**WHAT THE TASK REQUIRES:**
Check each line of the material. Copy those containing "слово".

## Begin RECORD LIST

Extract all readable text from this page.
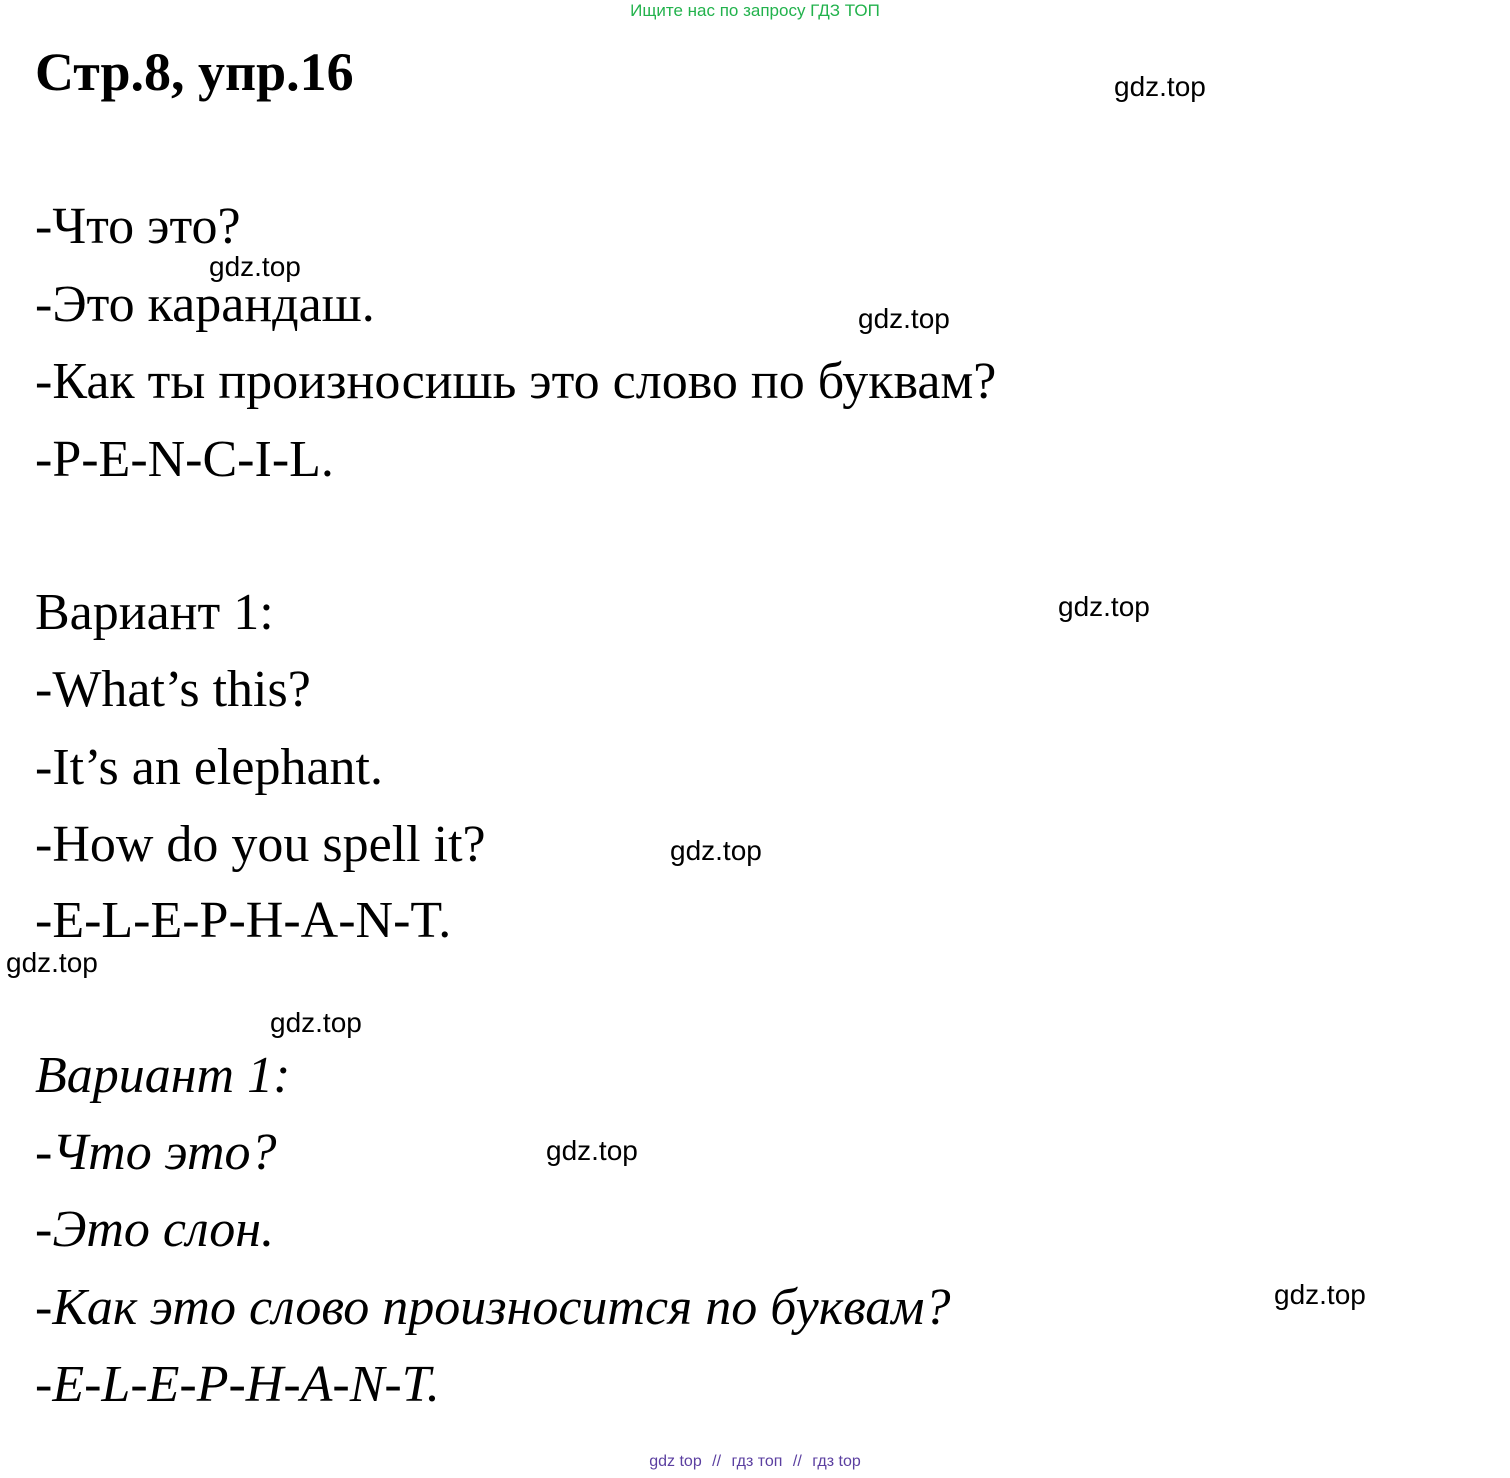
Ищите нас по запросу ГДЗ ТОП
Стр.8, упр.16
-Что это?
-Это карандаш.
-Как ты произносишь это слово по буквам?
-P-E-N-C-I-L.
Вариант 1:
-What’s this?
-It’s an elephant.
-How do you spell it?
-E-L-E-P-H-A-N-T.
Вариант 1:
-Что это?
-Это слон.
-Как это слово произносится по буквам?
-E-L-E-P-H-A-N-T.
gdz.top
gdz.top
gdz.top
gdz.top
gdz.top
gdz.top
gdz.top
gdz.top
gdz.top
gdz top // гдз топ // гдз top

## End RECORD LIST
## Begin RECORD LIST

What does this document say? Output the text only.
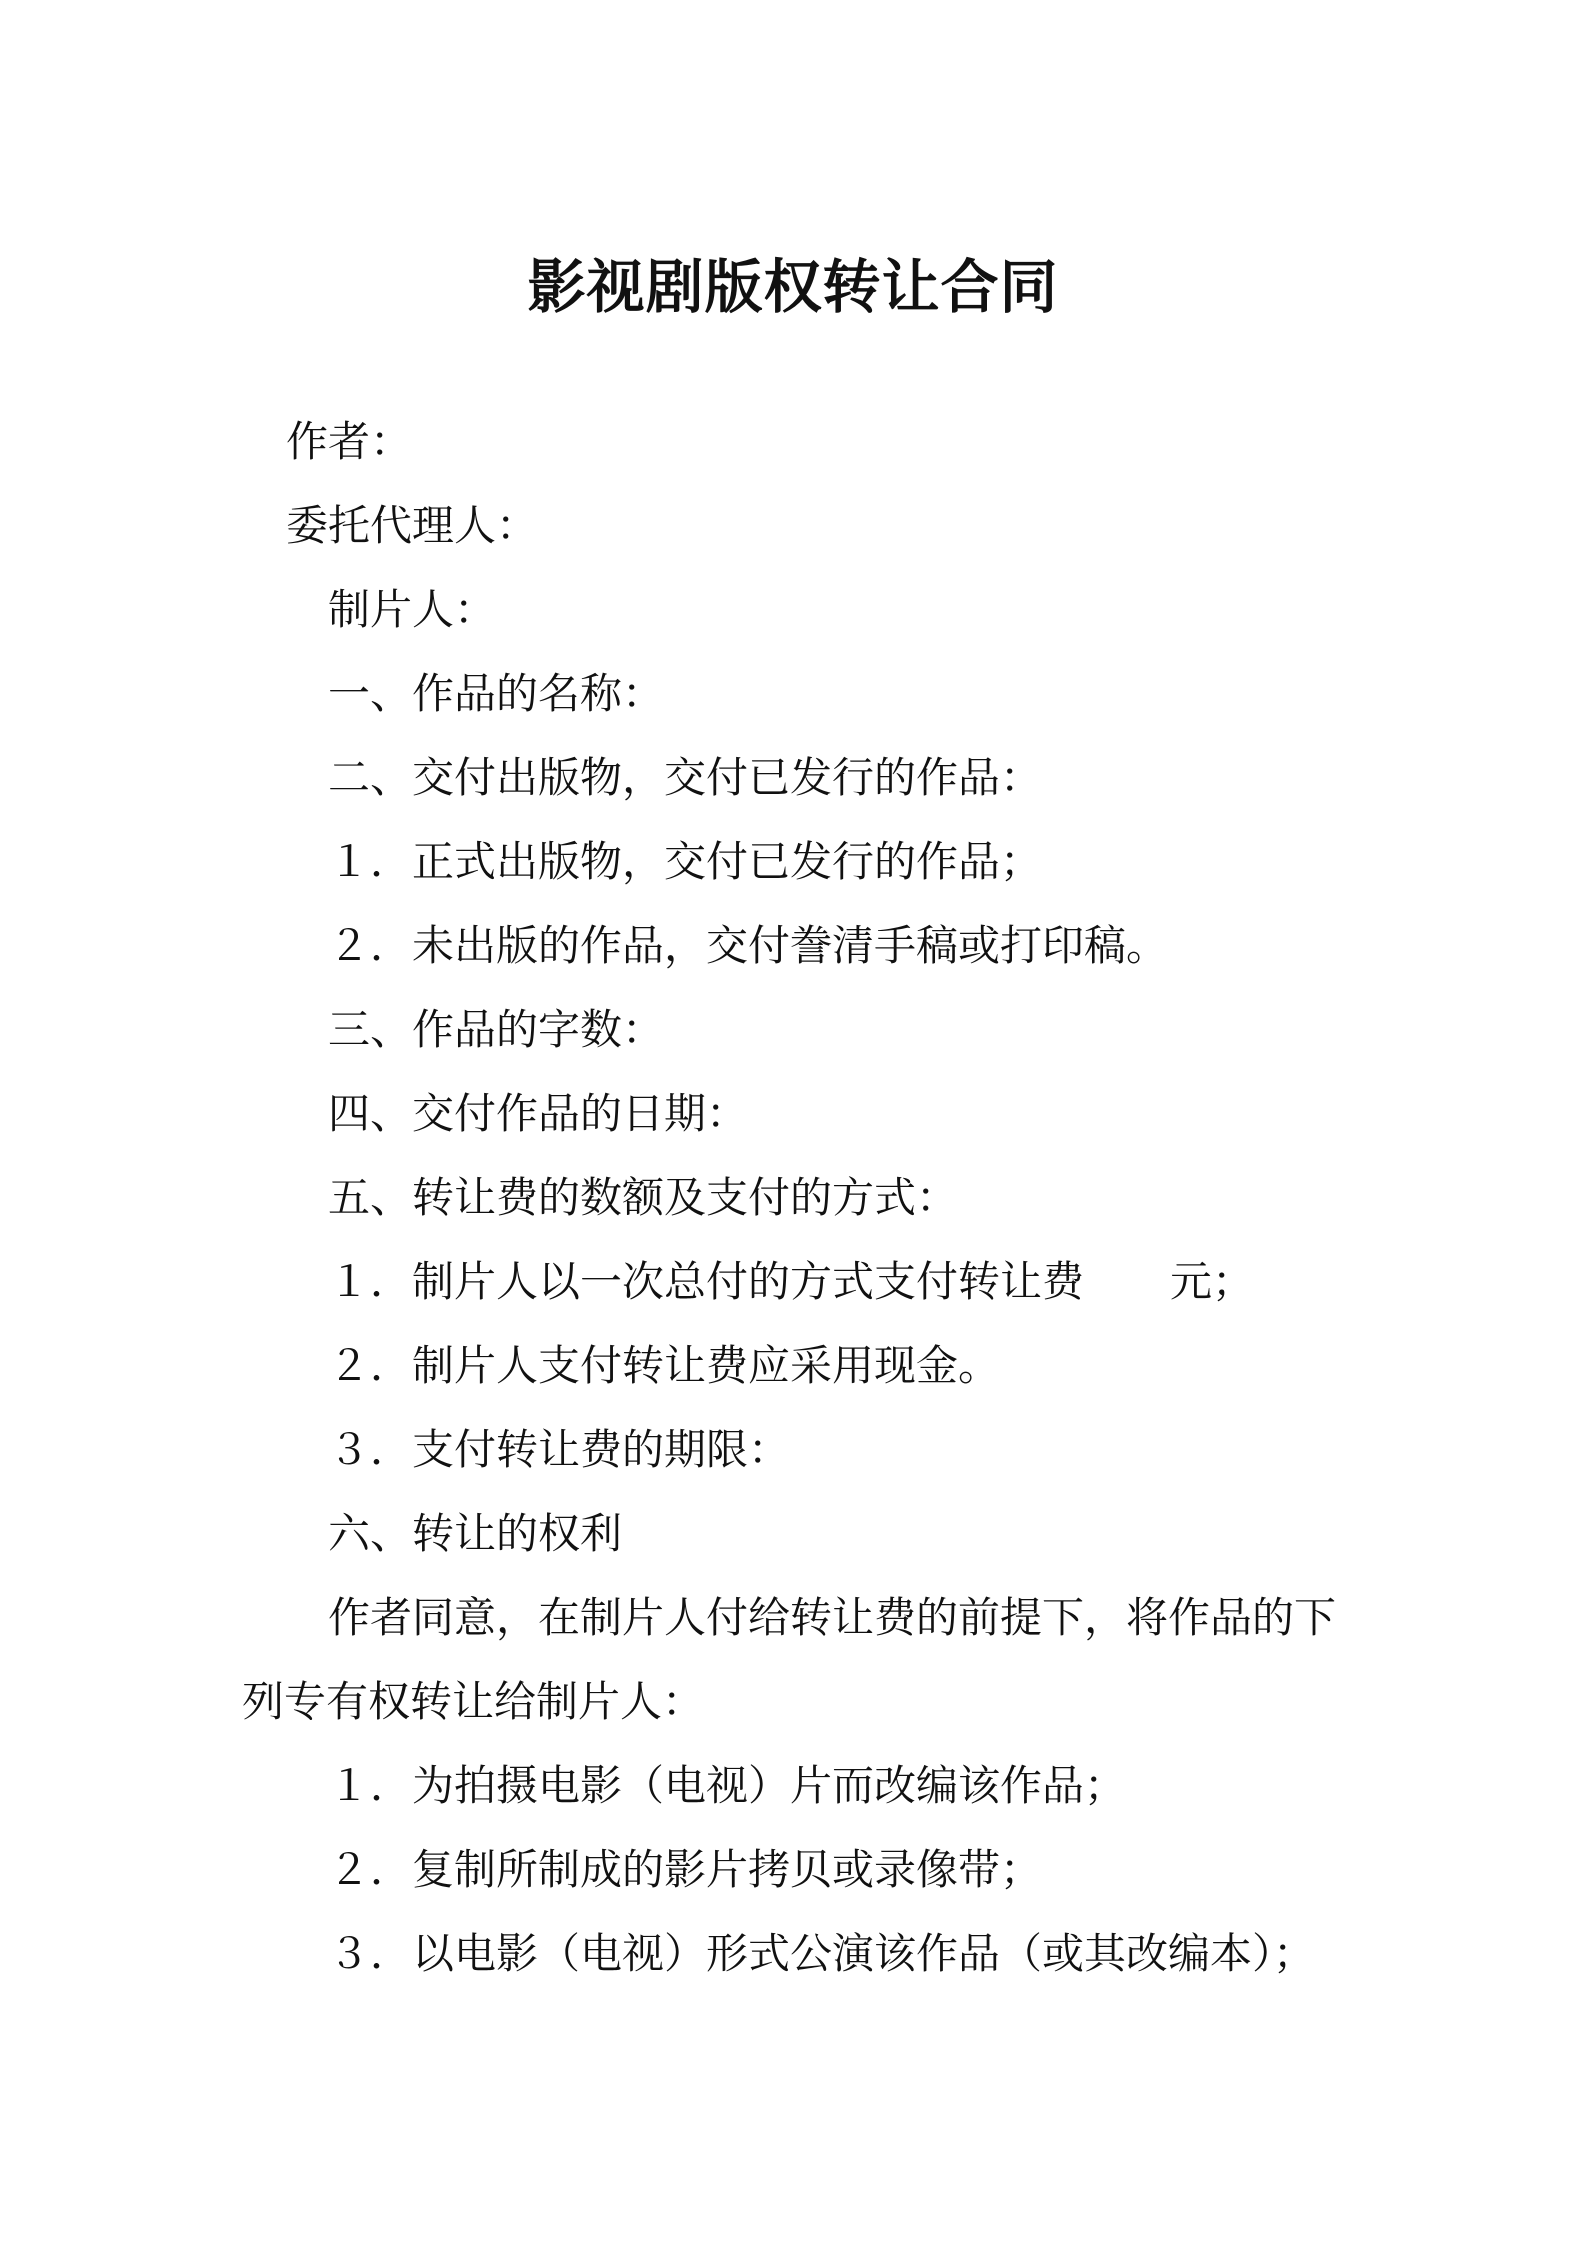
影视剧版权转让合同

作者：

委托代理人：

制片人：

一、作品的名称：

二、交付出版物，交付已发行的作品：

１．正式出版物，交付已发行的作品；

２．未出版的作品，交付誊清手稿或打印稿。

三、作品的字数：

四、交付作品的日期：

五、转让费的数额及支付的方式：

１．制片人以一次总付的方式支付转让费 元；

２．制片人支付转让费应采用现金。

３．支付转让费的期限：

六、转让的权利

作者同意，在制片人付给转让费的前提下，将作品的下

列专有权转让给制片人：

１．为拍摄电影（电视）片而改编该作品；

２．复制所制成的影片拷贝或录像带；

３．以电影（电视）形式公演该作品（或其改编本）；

## End RECORD LIST

**RESPONSE:**
-Как ты произносишь это слово по буквам?
-Как это слово произносится по буквам?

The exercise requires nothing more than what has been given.